Lines of data
[START]
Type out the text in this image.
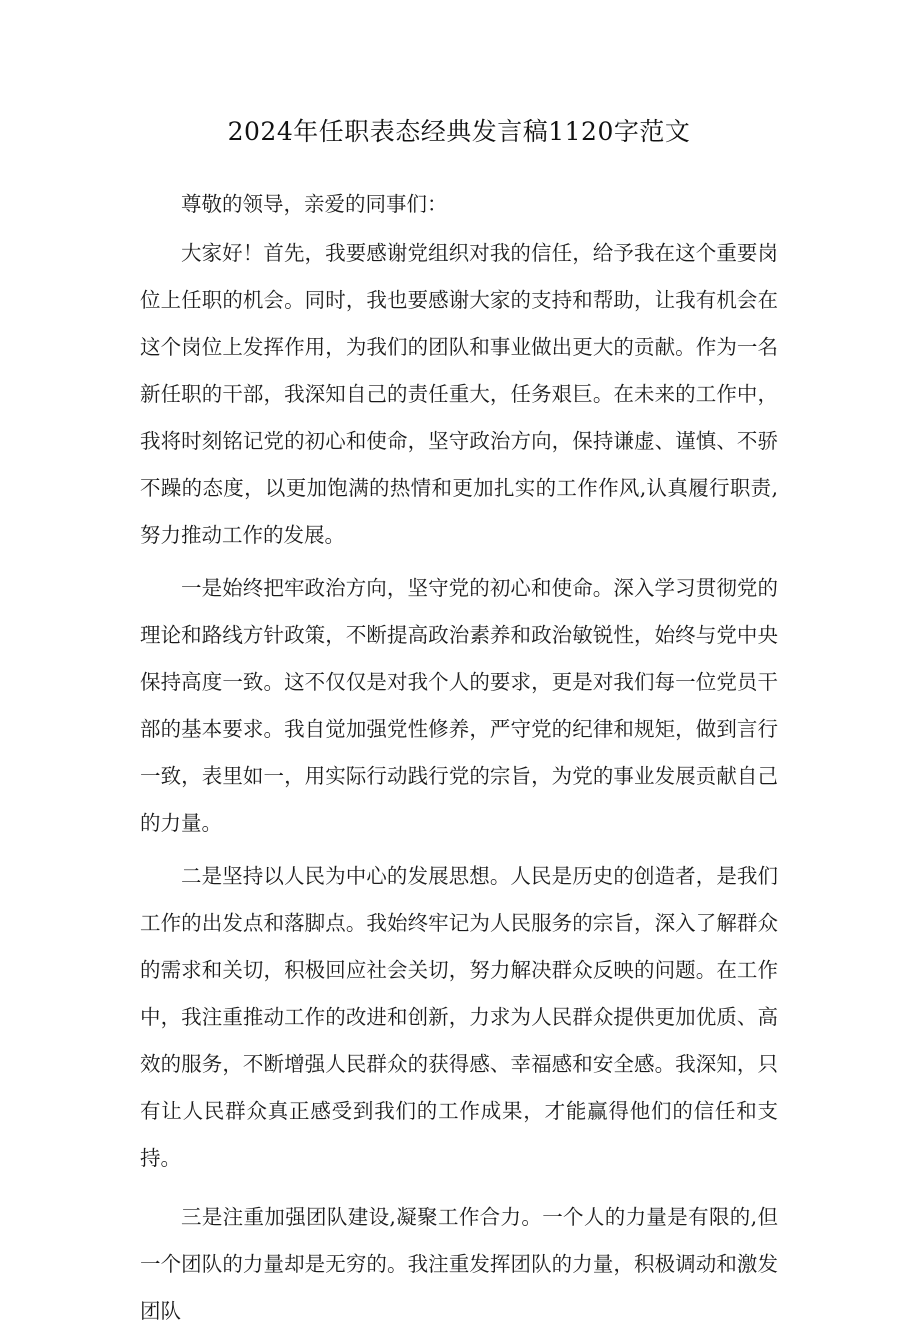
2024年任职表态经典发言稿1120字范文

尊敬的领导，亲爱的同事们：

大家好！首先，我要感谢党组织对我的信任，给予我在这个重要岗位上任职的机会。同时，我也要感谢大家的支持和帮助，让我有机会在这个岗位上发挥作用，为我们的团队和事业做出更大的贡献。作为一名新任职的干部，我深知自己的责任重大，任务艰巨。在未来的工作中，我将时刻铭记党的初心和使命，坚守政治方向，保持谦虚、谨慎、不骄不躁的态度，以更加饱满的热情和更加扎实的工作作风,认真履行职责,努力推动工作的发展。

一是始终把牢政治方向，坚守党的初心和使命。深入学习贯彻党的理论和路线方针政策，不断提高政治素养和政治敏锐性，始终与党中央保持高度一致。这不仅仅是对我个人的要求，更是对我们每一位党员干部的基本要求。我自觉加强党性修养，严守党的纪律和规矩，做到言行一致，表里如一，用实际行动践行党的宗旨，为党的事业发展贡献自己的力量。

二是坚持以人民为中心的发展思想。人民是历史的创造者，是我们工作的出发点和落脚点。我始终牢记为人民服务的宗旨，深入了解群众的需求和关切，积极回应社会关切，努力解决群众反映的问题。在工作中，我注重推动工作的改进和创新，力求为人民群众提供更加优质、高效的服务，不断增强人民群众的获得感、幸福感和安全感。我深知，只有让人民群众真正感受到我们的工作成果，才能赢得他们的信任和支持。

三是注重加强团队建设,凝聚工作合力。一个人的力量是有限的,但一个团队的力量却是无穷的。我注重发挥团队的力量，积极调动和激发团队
[END]
Transcribe every entry word for word, but omit the pictures.

*RESPONSE TO THE EXERCISE*
Type out the text in this image.
2024年任职表态经典发言稿1120字范文

尊敬的领导，亲爱的同事们：

大家好！首先，我要感谢党组织对我的信任，给予我在这个重要岗位上任职的机会。同时，我也要感谢大家的支持和帮助，让我有机会在这个岗位上发挥作用，为我们的团队和事业做出更大的贡献。作为一名新任职的干部，我深知自己的责任重大，任务艰巨。在未来的工作中，我将时刻铭记党的初心和使命，坚守政治方向，保持谦虚、谨慎、不骄不躁的态度，以更加饱满的热情和更加扎实的工作作风,认真履行职责,努力推动工作的发展。

一是始终把牢政治方向，坚守党的初心和使命。深入学习贯彻党的理论和路线方针政策，不断提高政治素养和政治敏锐性，始终与党中央保持高度一致。这不仅仅是对我个人的要求，更是对我们每一位党员干部的基本要求。我自觉加强党性修养，严守党的纪律和规矩，做到言行一致，表里如一，用实际行动践行党的宗旨，为党的事业发展贡献自己的力量。

二是坚持以人民为中心的发展思想。人民是历史的创造者，是我们工作的出发点和落脚点。我始终牢记为人民服务的宗旨，深入了解群众的需求和关切，积极回应社会关切，努力解决群众反映的问题。在工作中，我注重推动工作的改进和创新，力求为人民群众提供更加优质、高效的服务，不断增强人民群众的获得感、幸福感和安全感。我深知，只有让人民群众真正感受到我们的工作成果，才能赢得他们的信任和支持。

三是注重加强团队建设,凝聚工作合力。一个人的力量是有限的,但一个团队的力量却是无穷的。我注重发挥团队的力量，积极调动和激发团队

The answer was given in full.